= Description of the task =
Look through the records below and give the number of lines holding the string "text", nothing more.
====
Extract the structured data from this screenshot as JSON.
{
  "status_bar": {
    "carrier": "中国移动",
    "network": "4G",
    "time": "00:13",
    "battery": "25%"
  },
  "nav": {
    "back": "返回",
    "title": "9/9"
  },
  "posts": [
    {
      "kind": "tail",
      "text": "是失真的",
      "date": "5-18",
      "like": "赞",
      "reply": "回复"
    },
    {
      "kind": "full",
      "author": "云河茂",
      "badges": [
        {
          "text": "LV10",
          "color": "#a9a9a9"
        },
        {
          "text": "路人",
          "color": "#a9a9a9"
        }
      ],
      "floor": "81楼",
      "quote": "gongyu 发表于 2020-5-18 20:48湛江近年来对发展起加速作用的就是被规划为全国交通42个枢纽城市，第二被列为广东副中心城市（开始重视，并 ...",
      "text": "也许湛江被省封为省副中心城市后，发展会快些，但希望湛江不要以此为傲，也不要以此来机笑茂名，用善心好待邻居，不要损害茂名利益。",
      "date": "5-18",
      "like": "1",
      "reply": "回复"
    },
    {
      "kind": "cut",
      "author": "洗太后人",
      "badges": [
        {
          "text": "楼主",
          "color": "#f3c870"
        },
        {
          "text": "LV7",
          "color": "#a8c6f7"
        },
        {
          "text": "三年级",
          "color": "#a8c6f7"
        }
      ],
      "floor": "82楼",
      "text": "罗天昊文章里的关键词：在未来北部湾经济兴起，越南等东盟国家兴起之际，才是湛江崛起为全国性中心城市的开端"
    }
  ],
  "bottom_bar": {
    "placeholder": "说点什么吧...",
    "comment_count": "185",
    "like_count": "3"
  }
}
====
= Result =
8